** START **

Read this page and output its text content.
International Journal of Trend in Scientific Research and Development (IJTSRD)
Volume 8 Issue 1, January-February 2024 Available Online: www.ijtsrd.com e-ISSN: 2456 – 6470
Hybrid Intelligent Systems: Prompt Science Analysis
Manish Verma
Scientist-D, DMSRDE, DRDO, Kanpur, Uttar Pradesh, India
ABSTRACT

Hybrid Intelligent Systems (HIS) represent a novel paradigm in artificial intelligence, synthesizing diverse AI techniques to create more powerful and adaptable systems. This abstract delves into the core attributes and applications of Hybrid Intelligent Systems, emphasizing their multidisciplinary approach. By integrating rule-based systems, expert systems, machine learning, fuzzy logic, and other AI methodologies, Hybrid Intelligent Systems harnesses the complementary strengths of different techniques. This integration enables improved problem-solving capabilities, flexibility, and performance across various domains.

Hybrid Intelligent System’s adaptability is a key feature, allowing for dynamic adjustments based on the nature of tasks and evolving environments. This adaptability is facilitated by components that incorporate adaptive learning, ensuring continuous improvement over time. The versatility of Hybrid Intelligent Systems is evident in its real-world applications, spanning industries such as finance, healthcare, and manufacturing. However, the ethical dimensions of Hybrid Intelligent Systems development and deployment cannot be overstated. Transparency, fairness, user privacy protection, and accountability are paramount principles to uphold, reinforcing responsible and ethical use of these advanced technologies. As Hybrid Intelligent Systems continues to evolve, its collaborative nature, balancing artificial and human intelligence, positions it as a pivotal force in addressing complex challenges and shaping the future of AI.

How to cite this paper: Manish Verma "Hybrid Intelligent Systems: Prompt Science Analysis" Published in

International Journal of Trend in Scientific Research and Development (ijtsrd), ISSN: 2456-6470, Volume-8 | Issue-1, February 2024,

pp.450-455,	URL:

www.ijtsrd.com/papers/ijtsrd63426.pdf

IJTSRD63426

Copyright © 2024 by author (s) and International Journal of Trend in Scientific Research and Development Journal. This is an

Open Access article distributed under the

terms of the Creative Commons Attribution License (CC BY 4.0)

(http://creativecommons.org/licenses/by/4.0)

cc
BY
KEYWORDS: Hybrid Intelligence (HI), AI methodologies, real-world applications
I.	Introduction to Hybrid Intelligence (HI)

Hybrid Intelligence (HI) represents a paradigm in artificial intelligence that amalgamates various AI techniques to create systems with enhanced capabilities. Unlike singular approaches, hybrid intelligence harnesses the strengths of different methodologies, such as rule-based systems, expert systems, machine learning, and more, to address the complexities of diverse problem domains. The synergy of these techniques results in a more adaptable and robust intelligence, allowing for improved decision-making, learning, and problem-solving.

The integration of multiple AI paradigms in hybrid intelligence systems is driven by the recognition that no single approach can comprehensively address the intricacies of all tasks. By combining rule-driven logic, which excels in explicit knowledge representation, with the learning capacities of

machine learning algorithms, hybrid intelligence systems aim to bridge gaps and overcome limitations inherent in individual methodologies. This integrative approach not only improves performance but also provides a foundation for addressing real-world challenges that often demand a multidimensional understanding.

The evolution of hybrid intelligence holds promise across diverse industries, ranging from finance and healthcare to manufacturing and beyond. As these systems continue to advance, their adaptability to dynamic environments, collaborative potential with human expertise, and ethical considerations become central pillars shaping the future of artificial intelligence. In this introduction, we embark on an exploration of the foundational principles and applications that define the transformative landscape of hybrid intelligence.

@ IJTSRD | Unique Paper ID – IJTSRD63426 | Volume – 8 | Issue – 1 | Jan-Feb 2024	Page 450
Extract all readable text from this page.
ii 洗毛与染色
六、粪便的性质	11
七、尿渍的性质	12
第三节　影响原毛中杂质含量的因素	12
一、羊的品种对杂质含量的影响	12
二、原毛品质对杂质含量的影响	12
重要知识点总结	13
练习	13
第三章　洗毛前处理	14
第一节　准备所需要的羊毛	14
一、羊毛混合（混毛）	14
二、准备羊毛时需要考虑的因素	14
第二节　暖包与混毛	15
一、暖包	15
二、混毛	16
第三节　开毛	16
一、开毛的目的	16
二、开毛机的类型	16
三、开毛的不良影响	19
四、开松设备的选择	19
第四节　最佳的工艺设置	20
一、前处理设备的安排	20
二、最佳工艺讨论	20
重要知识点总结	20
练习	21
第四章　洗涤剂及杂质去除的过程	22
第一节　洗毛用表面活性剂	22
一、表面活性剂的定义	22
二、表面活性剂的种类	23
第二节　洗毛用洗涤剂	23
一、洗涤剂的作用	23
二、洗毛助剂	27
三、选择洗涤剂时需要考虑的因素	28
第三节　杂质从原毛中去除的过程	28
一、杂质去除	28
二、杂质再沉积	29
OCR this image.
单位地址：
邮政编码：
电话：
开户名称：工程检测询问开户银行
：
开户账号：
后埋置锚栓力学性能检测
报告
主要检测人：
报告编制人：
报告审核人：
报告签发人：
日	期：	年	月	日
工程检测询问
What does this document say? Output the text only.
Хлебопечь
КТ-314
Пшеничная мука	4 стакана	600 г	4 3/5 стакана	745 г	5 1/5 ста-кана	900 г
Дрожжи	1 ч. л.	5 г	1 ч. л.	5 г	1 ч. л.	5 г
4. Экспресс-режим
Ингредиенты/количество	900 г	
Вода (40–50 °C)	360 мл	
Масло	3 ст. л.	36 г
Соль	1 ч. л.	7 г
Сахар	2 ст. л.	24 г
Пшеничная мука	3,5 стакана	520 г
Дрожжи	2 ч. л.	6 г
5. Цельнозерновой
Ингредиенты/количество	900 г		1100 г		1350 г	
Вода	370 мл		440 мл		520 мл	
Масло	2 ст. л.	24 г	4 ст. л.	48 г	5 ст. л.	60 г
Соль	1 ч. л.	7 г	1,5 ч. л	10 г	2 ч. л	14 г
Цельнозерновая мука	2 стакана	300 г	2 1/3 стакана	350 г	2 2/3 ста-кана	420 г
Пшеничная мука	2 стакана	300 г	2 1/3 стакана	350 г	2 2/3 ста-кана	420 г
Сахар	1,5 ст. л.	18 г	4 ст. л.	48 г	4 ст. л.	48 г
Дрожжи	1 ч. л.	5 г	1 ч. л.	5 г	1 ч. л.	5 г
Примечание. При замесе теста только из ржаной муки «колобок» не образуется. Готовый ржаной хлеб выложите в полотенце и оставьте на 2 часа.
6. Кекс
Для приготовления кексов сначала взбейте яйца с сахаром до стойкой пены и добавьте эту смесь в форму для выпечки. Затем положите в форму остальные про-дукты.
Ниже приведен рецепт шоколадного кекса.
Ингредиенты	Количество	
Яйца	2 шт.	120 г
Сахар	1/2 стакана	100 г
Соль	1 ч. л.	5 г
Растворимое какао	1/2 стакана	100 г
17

** END **

* Directive: Extract the complete listing above, reproducing each line exactly.

* Task solution:
Read this page and output its text content.
International Journal of Trend in Scientific Research and Development (IJTSRD)
Volume 8 Issue 1, January-February 2024 Available Online: www.ijtsrd.com e-ISSN: 2456 – 6470
Hybrid Intelligent Systems: Prompt Science Analysis
Manish Verma
Scientist-D, DMSRDE, DRDO, Kanpur, Uttar Pradesh, India
ABSTRACT

Hybrid Intelligent Systems (HIS) represent a novel paradigm in artificial intelligence, synthesizing diverse AI techniques to create more powerful and adaptable systems. This abstract delves into the core attributes and applications of Hybrid Intelligent Systems, emphasizing their multidisciplinary approach. By integrating rule-based systems, expert systems, machine learning, fuzzy logic, and other AI methodologies, Hybrid Intelligent Systems harnesses the complementary strengths of different techniques. This integration enables improved problem-solving capabilities, flexibility, and performance across various domains.

Hybrid Intelligent System’s adaptability is a key feature, allowing for dynamic adjustments based on the nature of tasks and evolving environments. This adaptability is facilitated by components that incorporate adaptive learning, ensuring continuous improvement over time. The versatility of Hybrid Intelligent Systems is evident in its real-world applications, spanning industries such as finance, healthcare, and manufacturing. However, the ethical dimensions of Hybrid Intelligent Systems development and deployment cannot be overstated. Transparency, fairness, user privacy protection, and accountability are paramount principles to uphold, reinforcing responsible and ethical use of these advanced technologies. As Hybrid Intelligent Systems continues to evolve, its collaborative nature, balancing artificial and human intelligence, positions it as a pivotal force in addressing complex challenges and shaping the future of AI.

How to cite this paper: Manish Verma "Hybrid Intelligent Systems: Prompt Science Analysis" Published in

International Journal of Trend in Scientific Research and Development (ijtsrd), ISSN: 2456-6470, Volume-8 | Issue-1, February 2024,

pp.450-455,	URL:

www.ijtsrd.com/papers/ijtsrd63426.pdf

IJTSRD63426

Copyright © 2024 by author (s) and International Journal of Trend in Scientific Research and Development Journal. This is an

Open Access article distributed under the

terms of the Creative Commons Attribution License (CC BY 4.0)

(http://creativecommons.org/licenses/by/4.0)

cc
BY
KEYWORDS: Hybrid Intelligence (HI), AI methodologies, real-world applications
I.	Introduction to Hybrid Intelligence (HI)

Hybrid Intelligence (HI) represents a paradigm in artificial intelligence that amalgamates various AI techniques to create systems with enhanced capabilities. Unlike singular approaches, hybrid intelligence harnesses the strengths of different methodologies, such as rule-based systems, expert systems, machine learning, and more, to address the complexities of diverse problem domains. The synergy of these techniques results in a more adaptable and robust intelligence, allowing for improved decision-making, learning, and problem-solving.

The integration of multiple AI paradigms in hybrid intelligence systems is driven by the recognition that no single approach can comprehensively address the intricacies of all tasks. By combining rule-driven logic, which excels in explicit knowledge representation, with the learning capacities of

machine learning algorithms, hybrid intelligence systems aim to bridge gaps and overcome limitations inherent in individual methodologies. This integrative approach not only improves performance but also provides a foundation for addressing real-world challenges that often demand a multidimensional understanding.

The evolution of hybrid intelligence holds promise across diverse industries, ranging from finance and healthcare to manufacturing and beyond. As these systems continue to advance, their adaptability to dynamic environments, collaborative potential with human expertise, and ethical considerations become central pillars shaping the future of artificial intelligence. In this introduction, we embark on an exploration of the foundational principles and applications that define the transformative landscape of hybrid intelligence.

@ IJTSRD | Unique Paper ID – IJTSRD63426 | Volume – 8 | Issue – 1 | Jan-Feb 2024	Page 450
Extract all readable text from this page.
ii 洗毛与染色
六、粪便的性质	11
七、尿渍的性质	12
第三节　影响原毛中杂质含量的因素	12
一、羊的品种对杂质含量的影响	12
二、原毛品质对杂质含量的影响	12
重要知识点总结	13
练习	13
第三章　洗毛前处理	14
第一节　准备所需要的羊毛	14
一、羊毛混合（混毛）	14
二、准备羊毛时需要考虑的因素	14
第二节　暖包与混毛	15
一、暖包	15
二、混毛	16
第三节　开毛	16
一、开毛的目的	16
二、开毛机的类型	16
三、开毛的不良影响	19
四、开松设备的选择	19
第四节　最佳的工艺设置	20
一、前处理设备的安排	20
二、最佳工艺讨论	20
重要知识点总结	20
练习	21
第四章　洗涤剂及杂质去除的过程	22
第一节　洗毛用表面活性剂	22
一、表面活性剂的定义	22
二、表面活性剂的种类	23
第二节　洗毛用洗涤剂	23
一、洗涤剂的作用	23
二、洗毛助剂	27
三、选择洗涤剂时需要考虑的因素	28
第三节　杂质从原毛中去除的过程	28
一、杂质去除	28
二、杂质再沉积	29
OCR this image.
单位地址：
邮政编码：
电话：
开户名称：工程检测询问开户银行
：
开户账号：
后埋置锚栓力学性能检测
报告
主要检测人：
报告编制人：
报告审核人：
报告签发人：
日	期：	年	月	日
工程检测询问
What does this document say? Output the text only.
Хлебопечь
КТ-314
Пшеничная мука	4 стакана	600 г	4 3/5 стакана	745 г	5 1/5 ста-кана	900 г
Дрожжи	1 ч. л.	5 г	1 ч. л.	5 г	1 ч. л.	5 г
4. Экспресс-режим
Ингредиенты/количество	900 г	
Вода (40–50 °C)	360 мл	
Масло	3 ст. л.	36 г
Соль	1 ч. л.	7 г
Сахар	2 ст. л.	24 г
Пшеничная мука	3,5 стакана	520 г
Дрожжи	2 ч. л.	6 г
5. Цельнозерновой
Ингредиенты/количество	900 г		1100 г		1350 г	
Вода	370 мл		440 мл		520 мл	
Масло	2 ст. л.	24 г	4 ст. л.	48 г	5 ст. л.	60 г
Соль	1 ч. л.	7 г	1,5 ч. л	10 г	2 ч. л	14 г
Цельнозерновая мука	2 стакана	300 г	2 1/3 стакана	350 г	2 2/3 ста-кана	420 г
Пшеничная мука	2 стакана	300 г	2 1/3 стакана	350 г	2 2/3 ста-кана	420 г
Сахар	1,5 ст. л.	18 г	4 ст. л.	48 г	4 ст. л.	48 г
Дрожжи	1 ч. л.	5 г	1 ч. л.	5 г	1 ч. л.	5 г
Примечание. При замесе теста только из ржаной муки «колобок» не образуется. Готовый ржаной хлеб выложите в полотенце и оставьте на 2 часа.
6. Кекс
Для приготовления кексов сначала взбейте яйца с сахаром до стойкой пены и добавьте эту смесь в форму для выпечки. Затем положите в форму остальные про-дукты.
Ниже приведен рецепт шоколадного кекса.
Ингредиенты	Количество	
Яйца	2 шт.	120 г
Сахар	1/2 стакана	100 г
Соль	1 ч. л.	5 г
Растворимое какао	1/2 стакана	100 г
17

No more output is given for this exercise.